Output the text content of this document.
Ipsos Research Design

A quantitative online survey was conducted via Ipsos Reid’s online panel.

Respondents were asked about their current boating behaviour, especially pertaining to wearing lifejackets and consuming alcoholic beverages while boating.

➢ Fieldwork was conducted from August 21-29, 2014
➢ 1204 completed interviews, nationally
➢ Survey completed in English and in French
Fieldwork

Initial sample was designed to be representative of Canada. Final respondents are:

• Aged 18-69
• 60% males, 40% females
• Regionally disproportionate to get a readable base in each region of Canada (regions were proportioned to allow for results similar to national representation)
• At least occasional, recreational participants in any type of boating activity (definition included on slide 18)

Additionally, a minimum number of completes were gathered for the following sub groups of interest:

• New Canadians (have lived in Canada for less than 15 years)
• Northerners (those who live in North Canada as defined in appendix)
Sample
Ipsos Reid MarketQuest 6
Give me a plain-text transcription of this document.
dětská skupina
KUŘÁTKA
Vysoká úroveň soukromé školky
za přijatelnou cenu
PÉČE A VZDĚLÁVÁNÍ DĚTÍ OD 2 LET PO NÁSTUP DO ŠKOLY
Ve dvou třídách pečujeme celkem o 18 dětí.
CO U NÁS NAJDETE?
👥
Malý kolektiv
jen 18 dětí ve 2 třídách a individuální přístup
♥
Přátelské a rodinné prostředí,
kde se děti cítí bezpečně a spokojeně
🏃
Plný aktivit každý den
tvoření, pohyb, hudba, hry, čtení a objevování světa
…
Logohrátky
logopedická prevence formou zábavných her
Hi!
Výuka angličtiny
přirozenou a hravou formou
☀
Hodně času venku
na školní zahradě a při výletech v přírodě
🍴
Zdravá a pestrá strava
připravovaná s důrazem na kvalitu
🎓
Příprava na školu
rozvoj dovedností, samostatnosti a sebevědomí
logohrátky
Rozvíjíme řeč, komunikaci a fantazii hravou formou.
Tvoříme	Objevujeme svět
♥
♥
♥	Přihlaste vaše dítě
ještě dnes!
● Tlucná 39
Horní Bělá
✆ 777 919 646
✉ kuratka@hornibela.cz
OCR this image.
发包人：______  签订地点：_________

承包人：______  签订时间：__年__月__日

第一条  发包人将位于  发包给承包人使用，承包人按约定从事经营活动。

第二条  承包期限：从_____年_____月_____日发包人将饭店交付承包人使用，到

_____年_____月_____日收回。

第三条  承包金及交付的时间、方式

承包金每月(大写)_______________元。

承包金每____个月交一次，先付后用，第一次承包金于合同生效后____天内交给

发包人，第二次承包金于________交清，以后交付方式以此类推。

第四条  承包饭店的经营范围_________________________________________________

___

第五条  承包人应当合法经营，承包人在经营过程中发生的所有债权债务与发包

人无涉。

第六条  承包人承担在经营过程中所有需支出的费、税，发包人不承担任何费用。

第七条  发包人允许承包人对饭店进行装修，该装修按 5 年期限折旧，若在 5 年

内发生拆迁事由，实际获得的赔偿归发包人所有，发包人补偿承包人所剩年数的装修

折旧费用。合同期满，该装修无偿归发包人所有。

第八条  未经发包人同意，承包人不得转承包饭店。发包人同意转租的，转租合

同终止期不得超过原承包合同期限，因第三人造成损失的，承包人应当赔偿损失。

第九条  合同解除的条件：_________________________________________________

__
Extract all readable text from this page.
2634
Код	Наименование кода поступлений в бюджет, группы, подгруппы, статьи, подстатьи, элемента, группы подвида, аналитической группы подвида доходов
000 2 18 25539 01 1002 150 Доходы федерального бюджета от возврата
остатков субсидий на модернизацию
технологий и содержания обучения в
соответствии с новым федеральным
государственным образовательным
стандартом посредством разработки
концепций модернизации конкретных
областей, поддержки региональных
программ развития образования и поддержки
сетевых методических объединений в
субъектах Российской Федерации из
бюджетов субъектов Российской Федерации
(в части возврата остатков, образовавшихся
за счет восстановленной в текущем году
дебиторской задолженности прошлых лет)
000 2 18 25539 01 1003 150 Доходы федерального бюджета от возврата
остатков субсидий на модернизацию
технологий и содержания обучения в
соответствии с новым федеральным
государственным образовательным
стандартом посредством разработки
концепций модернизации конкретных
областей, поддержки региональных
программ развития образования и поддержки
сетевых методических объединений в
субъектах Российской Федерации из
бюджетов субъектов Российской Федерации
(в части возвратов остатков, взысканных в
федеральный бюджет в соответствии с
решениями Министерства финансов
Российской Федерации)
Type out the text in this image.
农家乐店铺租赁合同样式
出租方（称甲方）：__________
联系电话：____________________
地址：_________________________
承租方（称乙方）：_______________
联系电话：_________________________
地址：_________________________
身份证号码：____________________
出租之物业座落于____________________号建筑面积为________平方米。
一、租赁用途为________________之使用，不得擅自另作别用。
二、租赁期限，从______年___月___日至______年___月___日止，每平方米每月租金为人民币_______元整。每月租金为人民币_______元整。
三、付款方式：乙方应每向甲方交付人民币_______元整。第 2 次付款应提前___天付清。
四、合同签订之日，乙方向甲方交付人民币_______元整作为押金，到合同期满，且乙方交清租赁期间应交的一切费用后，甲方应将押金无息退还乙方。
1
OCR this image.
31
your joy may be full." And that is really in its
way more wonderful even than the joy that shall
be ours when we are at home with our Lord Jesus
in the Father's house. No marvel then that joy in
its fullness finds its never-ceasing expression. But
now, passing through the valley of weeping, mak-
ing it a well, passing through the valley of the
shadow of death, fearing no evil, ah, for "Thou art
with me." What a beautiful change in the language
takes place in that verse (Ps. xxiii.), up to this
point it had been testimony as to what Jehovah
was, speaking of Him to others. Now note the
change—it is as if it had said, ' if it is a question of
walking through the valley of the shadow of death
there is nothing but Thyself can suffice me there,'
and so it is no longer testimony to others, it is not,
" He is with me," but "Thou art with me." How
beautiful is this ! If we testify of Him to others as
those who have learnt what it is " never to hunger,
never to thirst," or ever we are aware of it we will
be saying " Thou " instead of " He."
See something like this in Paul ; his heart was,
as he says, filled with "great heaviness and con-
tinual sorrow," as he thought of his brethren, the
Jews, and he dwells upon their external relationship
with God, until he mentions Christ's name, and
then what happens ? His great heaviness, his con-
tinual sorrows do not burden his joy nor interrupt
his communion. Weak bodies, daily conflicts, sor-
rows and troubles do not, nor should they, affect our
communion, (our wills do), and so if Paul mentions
_ _ _ _ _ _ _
__EXERCISE GOAL__:
Write the data out again in full and exactly.

__OUTPUT OF THE TASK__:
Output the text content of this document.
Ipsos Research Design

A quantitative online survey was conducted via Ipsos Reid’s online panel.

Respondents were asked about their current boating behaviour, especially pertaining to wearing lifejackets and consuming alcoholic beverages while boating.

➢ Fieldwork was conducted from August 21-29, 2014
➢ 1204 completed interviews, nationally
➢ Survey completed in English and in French
Fieldwork

Initial sample was designed to be representative of Canada. Final respondents are:

• Aged 18-69
• 60% males, 40% females
• Regionally disproportionate to get a readable base in each region of Canada (regions were proportioned to allow for results similar to national representation)
• At least occasional, recreational participants in any type of boating activity (definition included on slide 18)

Additionally, a minimum number of completes were gathered for the following sub groups of interest:

• New Canadians (have lived in Canada for less than 15 years)
• Northerners (those who live in North Canada as defined in appendix)
Sample
Ipsos Reid MarketQuest 6
Give me a plain-text transcription of this document.
dětská skupina
KUŘÁTKA
Vysoká úroveň soukromé školky
za přijatelnou cenu
PÉČE A VZDĚLÁVÁNÍ DĚTÍ OD 2 LET PO NÁSTUP DO ŠKOLY
Ve dvou třídách pečujeme celkem o 18 dětí.
CO U NÁS NAJDETE?
👥
Malý kolektiv
jen 18 dětí ve 2 třídách a individuální přístup
♥
Přátelské a rodinné prostředí,
kde se děti cítí bezpečně a spokojeně
🏃
Plný aktivit každý den
tvoření, pohyb, hudba, hry, čtení a objevování světa
…
Logohrátky
logopedická prevence formou zábavných her
Hi!
Výuka angličtiny
přirozenou a hravou formou
☀
Hodně času venku
na školní zahradě a při výletech v přírodě
🍴
Zdravá a pestrá strava
připravovaná s důrazem na kvalitu
🎓
Příprava na školu
rozvoj dovedností, samostatnosti a sebevědomí
logohrátky
Rozvíjíme řeč, komunikaci a fantazii hravou formou.
Tvoříme	Objevujeme svět
♥
♥
♥	Přihlaste vaše dítě
ještě dnes!
● Tlucná 39
Horní Bělá
✆ 777 919 646
✉ kuratka@hornibela.cz
OCR this image.
发包人：______  签订地点：_________

承包人：______  签订时间：__年__月__日

第一条  发包人将位于  发包给承包人使用，承包人按约定从事经营活动。

第二条  承包期限：从_____年_____月_____日发包人将饭店交付承包人使用，到

_____年_____月_____日收回。

第三条  承包金及交付的时间、方式

承包金每月(大写)_______________元。

承包金每____个月交一次，先付后用，第一次承包金于合同生效后____天内交给

发包人，第二次承包金于________交清，以后交付方式以此类推。

第四条  承包饭店的经营范围_________________________________________________

___

第五条  承包人应当合法经营，承包人在经营过程中发生的所有债权债务与发包

人无涉。

第六条  承包人承担在经营过程中所有需支出的费、税，发包人不承担任何费用。

第七条  发包人允许承包人对饭店进行装修，该装修按 5 年期限折旧，若在 5 年

内发生拆迁事由，实际获得的赔偿归发包人所有，发包人补偿承包人所剩年数的装修

折旧费用。合同期满，该装修无偿归发包人所有。

第八条  未经发包人同意，承包人不得转承包饭店。发包人同意转租的，转租合

同终止期不得超过原承包合同期限，因第三人造成损失的，承包人应当赔偿损失。

第九条  合同解除的条件：_________________________________________________

__
Extract all readable text from this page.
2634
Код	Наименование кода поступлений в бюджет, группы, подгруппы, статьи, подстатьи, элемента, группы подвида, аналитической группы подвида доходов
000 2 18 25539 01 1002 150 Доходы федерального бюджета от возврата
остатков субсидий на модернизацию
технологий и содержания обучения в
соответствии с новым федеральным
государственным образовательным
стандартом посредством разработки
концепций модернизации конкретных
областей, поддержки региональных
программ развития образования и поддержки
сетевых методических объединений в
субъектах Российской Федерации из
бюджетов субъектов Российской Федерации
(в части возврата остатков, образовавшихся
за счет восстановленной в текущем году
дебиторской задолженности прошлых лет)
000 2 18 25539 01 1003 150 Доходы федерального бюджета от возврата
остатков субсидий на модернизацию
технологий и содержания обучения в
соответствии с новым федеральным
государственным образовательным
стандартом посредством разработки
концепций модернизации конкретных
областей, поддержки региональных
программ развития образования и поддержки
сетевых методических объединений в
субъектах Российской Федерации из
бюджетов субъектов Российской Федерации
(в части возвратов остатков, взысканных в
федеральный бюджет в соответствии с
решениями Министерства финансов
Российской Федерации)
Type out the text in this image.
农家乐店铺租赁合同样式
出租方（称甲方）：__________
联系电话：____________________
地址：_________________________
承租方（称乙方）：_______________
联系电话：_________________________
地址：_________________________
身份证号码：____________________
出租之物业座落于____________________号建筑面积为________平方米。
一、租赁用途为________________之使用，不得擅自另作别用。
二、租赁期限，从______年___月___日至______年___月___日止，每平方米每月租金为人民币_______元整。每月租金为人民币_______元整。
三、付款方式：乙方应每向甲方交付人民币_______元整。第 2 次付款应提前___天付清。
四、合同签订之日，乙方向甲方交付人民币_______元整作为押金，到合同期满，且乙方交清租赁期间应交的一切费用后，甲方应将押金无息退还乙方。
1
OCR this image.
31
your joy may be full." And that is really in its
way more wonderful even than the joy that shall
be ours when we are at home with our Lord Jesus
in the Father's house. No marvel then that joy in
its fullness finds its never-ceasing expression. But
now, passing through the valley of weeping, mak-
ing it a well, passing through the valley of the
shadow of death, fearing no evil, ah, for "Thou art
with me." What a beautiful change in the language
takes place in that verse (Ps. xxiii.), up to this
point it had been testimony as to what Jehovah
was, speaking of Him to others. Now note the
change—it is as if it had said, ' if it is a question of
walking through the valley of the shadow of death
there is nothing but Thyself can suffice me there,'
and so it is no longer testimony to others, it is not,
" He is with me," but "Thou art with me." How
beautiful is this ! If we testify of Him to others as
those who have learnt what it is " never to hunger,
never to thirst," or ever we are aware of it we will
be saying " Thou " instead of " He."
See something like this in Paul ; his heart was,
as he says, filled with "great heaviness and con-
tinual sorrow," as he thought of his brethren, the
Jews, and he dwells upon their external relationship
with God, until he mentions Christ's name, and
then what happens ? His great heaviness, his con-
tinual sorrows do not burden his joy nor interrupt
his communion. Weak bodies, daily conflicts, sor-
rows and troubles do not, nor should they, affect our
communion, (our wills do), and so if Paul mentions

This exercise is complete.